## EXERCISE TASK:
Here are some records; copy every line that holds the word "JSON".
---- DATASET EXCERPTS
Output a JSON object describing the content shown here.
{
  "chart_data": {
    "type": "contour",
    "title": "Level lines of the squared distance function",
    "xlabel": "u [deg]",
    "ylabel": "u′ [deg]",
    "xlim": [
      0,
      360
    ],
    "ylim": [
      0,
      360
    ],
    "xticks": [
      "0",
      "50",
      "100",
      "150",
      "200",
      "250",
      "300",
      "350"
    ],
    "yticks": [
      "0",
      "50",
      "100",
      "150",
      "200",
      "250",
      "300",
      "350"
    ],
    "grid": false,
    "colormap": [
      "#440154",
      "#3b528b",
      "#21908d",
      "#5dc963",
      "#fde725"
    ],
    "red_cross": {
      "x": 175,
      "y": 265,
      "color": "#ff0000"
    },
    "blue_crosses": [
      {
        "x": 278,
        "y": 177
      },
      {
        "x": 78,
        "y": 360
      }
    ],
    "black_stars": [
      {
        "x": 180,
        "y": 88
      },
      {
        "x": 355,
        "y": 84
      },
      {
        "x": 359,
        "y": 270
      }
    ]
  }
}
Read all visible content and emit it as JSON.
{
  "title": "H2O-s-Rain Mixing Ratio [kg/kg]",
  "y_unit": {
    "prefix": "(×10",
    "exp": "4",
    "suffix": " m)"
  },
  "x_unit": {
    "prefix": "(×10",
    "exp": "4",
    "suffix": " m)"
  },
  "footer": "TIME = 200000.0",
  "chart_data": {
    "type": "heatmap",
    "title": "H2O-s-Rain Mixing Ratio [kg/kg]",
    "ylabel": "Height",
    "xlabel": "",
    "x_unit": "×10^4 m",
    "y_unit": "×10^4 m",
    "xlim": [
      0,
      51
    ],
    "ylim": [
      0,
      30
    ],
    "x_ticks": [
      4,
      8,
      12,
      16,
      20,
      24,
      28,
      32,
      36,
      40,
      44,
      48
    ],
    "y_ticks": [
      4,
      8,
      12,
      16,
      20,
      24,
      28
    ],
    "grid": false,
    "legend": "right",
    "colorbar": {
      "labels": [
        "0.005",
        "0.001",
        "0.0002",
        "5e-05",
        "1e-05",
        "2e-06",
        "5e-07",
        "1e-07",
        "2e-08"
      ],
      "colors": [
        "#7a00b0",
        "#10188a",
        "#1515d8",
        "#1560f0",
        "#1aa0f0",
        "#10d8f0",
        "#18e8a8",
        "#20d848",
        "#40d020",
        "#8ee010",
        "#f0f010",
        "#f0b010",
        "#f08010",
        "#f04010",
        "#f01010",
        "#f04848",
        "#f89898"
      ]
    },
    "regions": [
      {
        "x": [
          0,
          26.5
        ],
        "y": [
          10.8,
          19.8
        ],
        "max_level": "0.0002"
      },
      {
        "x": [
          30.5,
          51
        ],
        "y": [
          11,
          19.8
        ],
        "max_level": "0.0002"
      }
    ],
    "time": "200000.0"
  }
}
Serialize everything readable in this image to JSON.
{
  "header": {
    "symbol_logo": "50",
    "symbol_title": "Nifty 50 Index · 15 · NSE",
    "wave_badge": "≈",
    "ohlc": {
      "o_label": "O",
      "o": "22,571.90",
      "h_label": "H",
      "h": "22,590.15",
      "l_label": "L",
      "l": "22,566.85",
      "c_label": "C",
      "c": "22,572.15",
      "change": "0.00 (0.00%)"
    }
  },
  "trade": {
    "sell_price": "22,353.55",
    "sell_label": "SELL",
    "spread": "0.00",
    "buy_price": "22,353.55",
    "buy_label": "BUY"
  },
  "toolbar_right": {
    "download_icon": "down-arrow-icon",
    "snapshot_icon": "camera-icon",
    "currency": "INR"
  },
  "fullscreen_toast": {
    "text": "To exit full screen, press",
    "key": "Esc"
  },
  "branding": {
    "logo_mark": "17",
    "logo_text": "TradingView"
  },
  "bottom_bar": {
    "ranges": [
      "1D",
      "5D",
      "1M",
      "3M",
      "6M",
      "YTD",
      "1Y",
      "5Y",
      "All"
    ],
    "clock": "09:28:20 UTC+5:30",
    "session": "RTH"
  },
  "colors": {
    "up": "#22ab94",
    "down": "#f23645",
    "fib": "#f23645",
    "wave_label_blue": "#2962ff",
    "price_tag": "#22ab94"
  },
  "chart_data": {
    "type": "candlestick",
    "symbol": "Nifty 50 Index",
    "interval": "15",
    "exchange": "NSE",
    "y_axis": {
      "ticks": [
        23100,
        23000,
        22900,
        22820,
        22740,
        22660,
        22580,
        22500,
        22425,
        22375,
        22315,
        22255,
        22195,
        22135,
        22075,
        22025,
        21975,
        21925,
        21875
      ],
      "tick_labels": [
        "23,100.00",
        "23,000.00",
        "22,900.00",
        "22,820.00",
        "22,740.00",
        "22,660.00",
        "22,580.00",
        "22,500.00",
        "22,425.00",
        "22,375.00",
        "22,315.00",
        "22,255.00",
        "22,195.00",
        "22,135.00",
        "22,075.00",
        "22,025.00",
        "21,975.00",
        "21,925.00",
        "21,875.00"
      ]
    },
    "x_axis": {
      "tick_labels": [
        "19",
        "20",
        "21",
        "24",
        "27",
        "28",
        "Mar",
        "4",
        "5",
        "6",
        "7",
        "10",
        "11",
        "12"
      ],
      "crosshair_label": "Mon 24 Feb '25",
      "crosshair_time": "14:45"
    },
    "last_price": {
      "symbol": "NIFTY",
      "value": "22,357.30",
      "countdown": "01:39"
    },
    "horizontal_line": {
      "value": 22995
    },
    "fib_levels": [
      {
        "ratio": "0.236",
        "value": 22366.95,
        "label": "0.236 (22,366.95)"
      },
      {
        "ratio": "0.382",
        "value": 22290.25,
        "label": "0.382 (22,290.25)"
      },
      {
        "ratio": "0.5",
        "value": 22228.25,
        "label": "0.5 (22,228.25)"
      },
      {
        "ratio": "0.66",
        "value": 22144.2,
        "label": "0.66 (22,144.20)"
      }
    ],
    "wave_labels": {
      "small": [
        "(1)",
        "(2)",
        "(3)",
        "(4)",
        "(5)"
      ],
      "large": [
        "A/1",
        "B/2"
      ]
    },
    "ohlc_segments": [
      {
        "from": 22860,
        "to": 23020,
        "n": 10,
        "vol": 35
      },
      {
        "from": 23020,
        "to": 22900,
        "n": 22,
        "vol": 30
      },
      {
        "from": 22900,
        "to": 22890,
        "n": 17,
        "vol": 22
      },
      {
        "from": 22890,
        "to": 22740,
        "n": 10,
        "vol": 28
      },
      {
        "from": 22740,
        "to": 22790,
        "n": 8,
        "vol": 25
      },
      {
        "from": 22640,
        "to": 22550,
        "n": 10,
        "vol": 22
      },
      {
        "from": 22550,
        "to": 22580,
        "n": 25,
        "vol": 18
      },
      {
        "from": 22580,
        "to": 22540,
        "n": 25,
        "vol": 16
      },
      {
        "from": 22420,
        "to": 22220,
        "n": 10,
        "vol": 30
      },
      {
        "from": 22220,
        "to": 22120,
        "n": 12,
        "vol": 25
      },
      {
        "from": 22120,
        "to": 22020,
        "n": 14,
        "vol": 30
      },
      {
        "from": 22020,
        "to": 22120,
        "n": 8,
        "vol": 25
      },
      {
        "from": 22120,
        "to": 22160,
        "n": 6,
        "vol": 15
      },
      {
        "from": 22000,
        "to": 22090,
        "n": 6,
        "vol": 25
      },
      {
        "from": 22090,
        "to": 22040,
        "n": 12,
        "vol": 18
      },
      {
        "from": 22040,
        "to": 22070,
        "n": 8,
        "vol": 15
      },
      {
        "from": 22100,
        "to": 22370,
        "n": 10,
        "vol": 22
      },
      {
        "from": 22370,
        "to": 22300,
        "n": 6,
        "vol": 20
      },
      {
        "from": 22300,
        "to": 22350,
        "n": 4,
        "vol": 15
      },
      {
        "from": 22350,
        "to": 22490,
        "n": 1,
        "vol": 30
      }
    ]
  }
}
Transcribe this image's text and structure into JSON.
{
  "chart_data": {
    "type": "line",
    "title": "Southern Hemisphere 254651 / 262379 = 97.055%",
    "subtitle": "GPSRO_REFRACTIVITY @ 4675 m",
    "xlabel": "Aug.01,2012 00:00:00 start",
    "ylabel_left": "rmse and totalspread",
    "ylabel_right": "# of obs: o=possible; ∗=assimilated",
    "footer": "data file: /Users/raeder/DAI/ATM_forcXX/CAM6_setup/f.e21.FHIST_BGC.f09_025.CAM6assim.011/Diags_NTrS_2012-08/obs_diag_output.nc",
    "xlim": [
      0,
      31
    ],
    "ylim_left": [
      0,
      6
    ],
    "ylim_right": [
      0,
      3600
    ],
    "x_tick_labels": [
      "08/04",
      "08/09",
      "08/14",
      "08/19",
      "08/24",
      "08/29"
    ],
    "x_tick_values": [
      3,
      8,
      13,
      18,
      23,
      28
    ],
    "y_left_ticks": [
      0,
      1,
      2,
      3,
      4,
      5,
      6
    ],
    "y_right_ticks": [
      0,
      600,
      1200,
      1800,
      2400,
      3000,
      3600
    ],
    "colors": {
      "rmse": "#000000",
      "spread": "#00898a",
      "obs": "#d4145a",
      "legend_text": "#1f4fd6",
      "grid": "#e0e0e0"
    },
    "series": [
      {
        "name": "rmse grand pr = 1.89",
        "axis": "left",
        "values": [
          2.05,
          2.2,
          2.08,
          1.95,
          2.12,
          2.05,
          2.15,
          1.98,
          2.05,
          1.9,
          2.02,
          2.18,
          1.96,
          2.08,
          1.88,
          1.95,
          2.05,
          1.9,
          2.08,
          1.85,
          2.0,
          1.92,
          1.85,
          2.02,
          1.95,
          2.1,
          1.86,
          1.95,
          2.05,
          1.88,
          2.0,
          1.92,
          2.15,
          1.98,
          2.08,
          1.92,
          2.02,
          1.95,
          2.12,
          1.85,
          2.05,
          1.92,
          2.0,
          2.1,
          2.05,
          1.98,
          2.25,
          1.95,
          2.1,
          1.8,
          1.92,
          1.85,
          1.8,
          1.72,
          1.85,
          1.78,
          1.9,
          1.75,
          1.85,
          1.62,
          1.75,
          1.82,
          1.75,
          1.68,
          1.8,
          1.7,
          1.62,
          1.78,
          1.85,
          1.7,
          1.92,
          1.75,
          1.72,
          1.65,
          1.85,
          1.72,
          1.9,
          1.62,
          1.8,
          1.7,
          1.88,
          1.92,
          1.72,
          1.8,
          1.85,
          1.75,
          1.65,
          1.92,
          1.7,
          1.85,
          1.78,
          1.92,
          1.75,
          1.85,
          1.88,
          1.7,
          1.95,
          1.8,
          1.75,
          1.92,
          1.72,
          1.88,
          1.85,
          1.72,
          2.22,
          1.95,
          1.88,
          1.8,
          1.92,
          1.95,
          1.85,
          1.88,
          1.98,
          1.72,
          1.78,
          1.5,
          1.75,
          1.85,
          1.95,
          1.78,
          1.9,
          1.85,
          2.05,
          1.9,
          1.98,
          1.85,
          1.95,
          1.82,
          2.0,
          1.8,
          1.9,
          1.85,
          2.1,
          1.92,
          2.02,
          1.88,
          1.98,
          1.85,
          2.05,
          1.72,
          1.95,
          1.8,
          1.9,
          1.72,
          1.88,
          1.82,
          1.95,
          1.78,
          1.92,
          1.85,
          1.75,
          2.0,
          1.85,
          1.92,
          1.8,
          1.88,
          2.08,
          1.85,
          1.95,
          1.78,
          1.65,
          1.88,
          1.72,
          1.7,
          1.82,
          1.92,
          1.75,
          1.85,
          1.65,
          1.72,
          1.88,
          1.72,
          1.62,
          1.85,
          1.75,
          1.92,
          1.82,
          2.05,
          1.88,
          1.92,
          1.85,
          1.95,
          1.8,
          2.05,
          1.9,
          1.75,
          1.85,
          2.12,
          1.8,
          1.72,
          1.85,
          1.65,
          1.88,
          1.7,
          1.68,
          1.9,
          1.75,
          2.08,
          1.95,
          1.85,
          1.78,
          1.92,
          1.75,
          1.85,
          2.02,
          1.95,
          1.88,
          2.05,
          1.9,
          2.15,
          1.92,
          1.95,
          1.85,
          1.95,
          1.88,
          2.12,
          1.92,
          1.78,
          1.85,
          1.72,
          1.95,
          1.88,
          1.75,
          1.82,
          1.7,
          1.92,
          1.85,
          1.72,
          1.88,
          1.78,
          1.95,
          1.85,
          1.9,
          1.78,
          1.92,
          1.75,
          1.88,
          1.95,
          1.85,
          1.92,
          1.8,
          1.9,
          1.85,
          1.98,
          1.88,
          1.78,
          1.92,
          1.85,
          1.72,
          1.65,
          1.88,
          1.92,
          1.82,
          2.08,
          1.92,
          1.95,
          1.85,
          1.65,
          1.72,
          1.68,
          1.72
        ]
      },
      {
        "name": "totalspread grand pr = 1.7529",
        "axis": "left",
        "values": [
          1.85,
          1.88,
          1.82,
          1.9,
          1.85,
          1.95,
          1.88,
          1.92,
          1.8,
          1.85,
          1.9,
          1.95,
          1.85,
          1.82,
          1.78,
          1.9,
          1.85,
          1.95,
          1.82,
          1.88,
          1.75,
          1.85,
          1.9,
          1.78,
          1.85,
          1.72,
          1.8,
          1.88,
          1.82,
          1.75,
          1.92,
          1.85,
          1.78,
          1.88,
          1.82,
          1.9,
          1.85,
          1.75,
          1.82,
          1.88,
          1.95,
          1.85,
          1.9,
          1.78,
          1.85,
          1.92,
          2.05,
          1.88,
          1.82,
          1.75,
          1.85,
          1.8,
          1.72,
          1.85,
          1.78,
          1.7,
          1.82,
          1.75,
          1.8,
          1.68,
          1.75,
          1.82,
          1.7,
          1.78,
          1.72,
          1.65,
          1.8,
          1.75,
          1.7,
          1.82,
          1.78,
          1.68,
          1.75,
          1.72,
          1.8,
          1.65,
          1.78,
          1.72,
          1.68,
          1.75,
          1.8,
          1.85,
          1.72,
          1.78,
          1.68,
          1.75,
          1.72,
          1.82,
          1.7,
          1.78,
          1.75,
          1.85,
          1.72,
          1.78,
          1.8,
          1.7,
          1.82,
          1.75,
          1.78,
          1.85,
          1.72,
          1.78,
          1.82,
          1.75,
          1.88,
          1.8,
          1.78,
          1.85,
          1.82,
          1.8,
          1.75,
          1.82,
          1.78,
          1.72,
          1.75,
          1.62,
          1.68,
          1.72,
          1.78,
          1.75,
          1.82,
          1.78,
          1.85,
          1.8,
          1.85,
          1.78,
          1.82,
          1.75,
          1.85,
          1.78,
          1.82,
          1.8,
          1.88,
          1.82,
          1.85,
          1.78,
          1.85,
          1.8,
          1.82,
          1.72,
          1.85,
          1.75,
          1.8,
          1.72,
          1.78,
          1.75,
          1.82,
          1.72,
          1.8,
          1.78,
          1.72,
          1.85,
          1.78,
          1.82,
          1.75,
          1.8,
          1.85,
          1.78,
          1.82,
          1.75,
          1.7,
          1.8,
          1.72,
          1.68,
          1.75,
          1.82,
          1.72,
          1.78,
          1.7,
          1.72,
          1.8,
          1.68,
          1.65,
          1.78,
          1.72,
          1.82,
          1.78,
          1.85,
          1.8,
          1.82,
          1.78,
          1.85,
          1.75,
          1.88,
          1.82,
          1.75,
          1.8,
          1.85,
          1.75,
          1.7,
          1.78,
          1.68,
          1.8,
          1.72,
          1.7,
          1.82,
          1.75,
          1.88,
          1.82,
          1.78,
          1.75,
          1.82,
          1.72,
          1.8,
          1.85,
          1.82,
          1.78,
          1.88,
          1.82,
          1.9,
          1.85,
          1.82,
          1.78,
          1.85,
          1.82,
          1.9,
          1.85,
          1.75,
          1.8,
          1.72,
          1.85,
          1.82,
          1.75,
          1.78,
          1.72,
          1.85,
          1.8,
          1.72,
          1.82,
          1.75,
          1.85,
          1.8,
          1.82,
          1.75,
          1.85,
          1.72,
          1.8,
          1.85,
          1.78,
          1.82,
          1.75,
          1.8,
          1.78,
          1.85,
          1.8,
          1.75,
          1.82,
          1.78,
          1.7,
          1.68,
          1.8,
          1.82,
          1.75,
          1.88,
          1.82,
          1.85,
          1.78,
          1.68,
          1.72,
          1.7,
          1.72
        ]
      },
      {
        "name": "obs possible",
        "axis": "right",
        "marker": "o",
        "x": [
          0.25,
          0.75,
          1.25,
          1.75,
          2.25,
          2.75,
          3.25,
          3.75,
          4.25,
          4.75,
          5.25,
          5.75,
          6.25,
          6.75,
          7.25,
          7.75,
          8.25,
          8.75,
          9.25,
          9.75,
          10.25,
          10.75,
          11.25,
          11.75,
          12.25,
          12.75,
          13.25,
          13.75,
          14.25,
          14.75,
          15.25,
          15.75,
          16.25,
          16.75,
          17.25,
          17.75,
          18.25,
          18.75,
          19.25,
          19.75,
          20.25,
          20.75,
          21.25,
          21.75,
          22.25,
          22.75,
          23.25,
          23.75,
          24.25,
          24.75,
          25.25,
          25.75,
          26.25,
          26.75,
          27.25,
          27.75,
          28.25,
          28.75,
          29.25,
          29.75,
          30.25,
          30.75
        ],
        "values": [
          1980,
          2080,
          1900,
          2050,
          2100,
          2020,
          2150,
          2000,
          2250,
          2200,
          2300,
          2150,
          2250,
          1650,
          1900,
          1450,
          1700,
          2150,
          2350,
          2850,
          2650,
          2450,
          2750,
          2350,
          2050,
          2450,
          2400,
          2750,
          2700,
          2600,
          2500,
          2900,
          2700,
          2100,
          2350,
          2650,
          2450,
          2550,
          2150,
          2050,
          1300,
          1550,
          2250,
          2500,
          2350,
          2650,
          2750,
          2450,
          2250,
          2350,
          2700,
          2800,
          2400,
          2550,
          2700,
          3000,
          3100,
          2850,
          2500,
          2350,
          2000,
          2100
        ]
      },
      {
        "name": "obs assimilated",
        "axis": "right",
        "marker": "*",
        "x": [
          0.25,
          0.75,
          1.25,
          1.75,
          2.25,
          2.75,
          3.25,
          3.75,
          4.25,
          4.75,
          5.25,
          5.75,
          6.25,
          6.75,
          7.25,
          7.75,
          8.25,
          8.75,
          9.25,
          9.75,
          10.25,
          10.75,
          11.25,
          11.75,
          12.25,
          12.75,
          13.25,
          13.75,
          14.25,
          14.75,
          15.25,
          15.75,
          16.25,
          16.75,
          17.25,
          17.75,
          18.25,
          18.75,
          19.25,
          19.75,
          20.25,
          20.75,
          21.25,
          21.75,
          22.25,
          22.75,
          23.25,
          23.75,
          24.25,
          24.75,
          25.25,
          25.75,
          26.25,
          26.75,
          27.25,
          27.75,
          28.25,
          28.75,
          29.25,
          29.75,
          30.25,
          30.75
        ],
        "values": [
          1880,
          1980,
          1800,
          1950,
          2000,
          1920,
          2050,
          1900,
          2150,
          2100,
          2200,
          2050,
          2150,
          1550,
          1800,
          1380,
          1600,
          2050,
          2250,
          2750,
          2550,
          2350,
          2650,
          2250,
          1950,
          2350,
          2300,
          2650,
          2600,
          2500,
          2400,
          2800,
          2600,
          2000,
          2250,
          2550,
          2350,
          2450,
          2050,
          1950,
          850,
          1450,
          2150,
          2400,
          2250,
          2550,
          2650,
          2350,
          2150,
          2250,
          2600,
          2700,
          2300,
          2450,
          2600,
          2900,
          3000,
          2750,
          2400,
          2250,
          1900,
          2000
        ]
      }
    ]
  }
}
--------
## RESULT FOR THIS TASK:
Output a JSON object describing the content shown here.
Read all visible content and emit it as JSON.
Serialize everything readable in this image to JSON.
Transcribe this image's text and structure into JSON.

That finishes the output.